◆ **Given passage**:

Throughout the blog, he takes Scriptures out of context and misapplies them, which is no light matter. He implies that strife is always wrong, and the one who causes it is an angry, self-seeking person who should be avoided. 

Pastor Chappell has made this point often. It is one of his fundamental principles. It is also the working principle of Clarence Sexton, who also pastors one of the largest Independent Baptist churches and has one of the largest Independent Baptist Bible colleges. He has preached this philosophy loudly through his “friendship” conferences. A philosophy of “keep it positive, avoid personalities, don’t name names, don’t warn about independent Baptists” permeates these men’s ministries.

But according to Scripture, there is righteous division, righteous controversy, righteous anger, even righteous hate. 

“Therefore I esteem all thy precepts concerning all things to be right; and I hate every false way” (Psalm 119:128).

“And when he had looked round about on them with anger, being grieved for the hardness of their hearts, he saith unto the man, Stretch forth thine hand. And he stretched
it out: and his hand was restored whole as the other” (Mark 3:5).

“Think not that I am come to send peace on earth: I came not to send peace, but a sword” (Matthew 10:34).

◆ **Records**:
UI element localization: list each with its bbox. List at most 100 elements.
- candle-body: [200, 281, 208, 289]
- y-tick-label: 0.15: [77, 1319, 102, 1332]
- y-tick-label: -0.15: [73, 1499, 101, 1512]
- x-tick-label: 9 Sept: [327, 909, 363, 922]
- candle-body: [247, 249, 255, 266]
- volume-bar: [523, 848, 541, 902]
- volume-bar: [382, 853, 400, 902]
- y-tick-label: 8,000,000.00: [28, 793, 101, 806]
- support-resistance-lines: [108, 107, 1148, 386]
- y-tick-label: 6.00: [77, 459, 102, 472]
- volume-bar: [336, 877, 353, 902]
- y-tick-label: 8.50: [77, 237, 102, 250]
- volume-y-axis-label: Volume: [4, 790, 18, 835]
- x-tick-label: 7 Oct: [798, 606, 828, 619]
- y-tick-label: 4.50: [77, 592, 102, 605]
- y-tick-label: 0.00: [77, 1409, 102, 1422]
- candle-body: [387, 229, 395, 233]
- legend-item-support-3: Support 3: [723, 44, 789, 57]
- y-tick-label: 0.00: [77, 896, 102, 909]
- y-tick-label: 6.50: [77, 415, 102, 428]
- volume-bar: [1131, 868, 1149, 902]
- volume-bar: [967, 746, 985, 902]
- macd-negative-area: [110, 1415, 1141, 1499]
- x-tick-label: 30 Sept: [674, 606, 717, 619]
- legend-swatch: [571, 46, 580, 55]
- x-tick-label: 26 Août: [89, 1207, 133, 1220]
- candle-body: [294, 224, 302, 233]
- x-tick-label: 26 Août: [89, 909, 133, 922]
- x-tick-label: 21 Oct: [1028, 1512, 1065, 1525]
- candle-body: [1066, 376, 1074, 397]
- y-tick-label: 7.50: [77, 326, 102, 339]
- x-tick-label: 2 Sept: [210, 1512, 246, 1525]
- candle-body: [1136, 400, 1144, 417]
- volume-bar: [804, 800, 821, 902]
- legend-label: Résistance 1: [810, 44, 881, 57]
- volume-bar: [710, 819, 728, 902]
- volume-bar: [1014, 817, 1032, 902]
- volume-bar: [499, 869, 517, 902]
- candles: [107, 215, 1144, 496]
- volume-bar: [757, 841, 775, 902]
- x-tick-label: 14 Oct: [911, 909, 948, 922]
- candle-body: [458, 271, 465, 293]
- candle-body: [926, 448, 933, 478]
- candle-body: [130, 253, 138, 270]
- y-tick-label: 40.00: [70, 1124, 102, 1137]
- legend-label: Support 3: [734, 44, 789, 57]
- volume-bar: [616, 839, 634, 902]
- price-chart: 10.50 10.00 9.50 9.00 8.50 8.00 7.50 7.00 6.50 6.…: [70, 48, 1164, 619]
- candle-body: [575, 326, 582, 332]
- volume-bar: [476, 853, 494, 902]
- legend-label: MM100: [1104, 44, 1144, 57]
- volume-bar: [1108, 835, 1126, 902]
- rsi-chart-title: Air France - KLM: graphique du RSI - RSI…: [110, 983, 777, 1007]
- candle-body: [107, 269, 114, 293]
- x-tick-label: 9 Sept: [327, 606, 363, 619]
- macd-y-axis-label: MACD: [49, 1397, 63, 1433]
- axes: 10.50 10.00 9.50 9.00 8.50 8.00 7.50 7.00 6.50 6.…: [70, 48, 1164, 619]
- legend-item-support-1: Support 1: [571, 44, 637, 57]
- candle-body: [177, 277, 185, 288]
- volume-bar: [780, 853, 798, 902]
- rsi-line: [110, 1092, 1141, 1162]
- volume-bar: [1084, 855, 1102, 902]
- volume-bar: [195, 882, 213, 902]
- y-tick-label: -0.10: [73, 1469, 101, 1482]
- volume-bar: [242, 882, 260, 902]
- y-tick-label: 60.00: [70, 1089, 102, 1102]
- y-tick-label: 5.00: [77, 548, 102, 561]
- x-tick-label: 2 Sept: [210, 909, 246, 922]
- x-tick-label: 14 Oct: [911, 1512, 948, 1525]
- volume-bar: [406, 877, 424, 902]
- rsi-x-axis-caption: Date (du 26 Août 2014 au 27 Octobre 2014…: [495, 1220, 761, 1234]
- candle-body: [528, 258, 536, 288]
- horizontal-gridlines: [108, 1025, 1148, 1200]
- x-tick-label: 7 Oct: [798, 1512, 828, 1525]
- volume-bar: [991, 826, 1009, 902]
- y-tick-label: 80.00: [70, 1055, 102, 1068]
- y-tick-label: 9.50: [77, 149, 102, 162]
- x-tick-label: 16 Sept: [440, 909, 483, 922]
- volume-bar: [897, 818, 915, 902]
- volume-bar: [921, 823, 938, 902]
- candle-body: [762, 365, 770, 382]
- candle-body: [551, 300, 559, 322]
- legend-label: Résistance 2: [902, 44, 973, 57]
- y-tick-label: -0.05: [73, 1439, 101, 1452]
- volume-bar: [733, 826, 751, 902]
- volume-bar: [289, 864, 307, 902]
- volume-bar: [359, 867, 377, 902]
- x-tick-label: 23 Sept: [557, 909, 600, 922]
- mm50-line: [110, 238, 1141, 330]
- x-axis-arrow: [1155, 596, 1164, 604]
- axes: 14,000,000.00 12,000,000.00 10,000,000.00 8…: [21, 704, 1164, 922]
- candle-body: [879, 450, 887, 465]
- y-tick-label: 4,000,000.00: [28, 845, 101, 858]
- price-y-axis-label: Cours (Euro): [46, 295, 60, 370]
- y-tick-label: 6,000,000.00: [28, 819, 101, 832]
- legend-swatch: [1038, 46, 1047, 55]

◆ **Exercise requirements**:
**a.** From the passage on strife, print the portion that begins at the words "Pastor Chappell has" and stops after "even righteous hate.".
**b.** Translate this sentence from the passage on strife into Spanish: "But according to Scripture, there is righteous division, righteous controversy, righteous anger, even righteous hate."
The records are independent of the passage on strife and unrelated to it.

◆ **Task responses**:
**a.**
Pastor Chappell has made this point often. It is one of his fundamental principles. It is also the working principle of Clarence Sexton, who also pastors one of the largest Independent Baptist churches and has one of the largest Independent Baptist Bible colleges. He has preached this philosophy loudly through his “friendship” conferences. A philosophy of “keep it positive, avoid personalities, don’t name names, don’t warn about independent Baptists” permeates these men’s ministries.

But according to Scripture, there is righteous division, righteous controversy, righteous anger, even righteous hate.

**b.** Pero según las Escrituras, hay división justa, controversia justa, ira justa, incluso odio justo.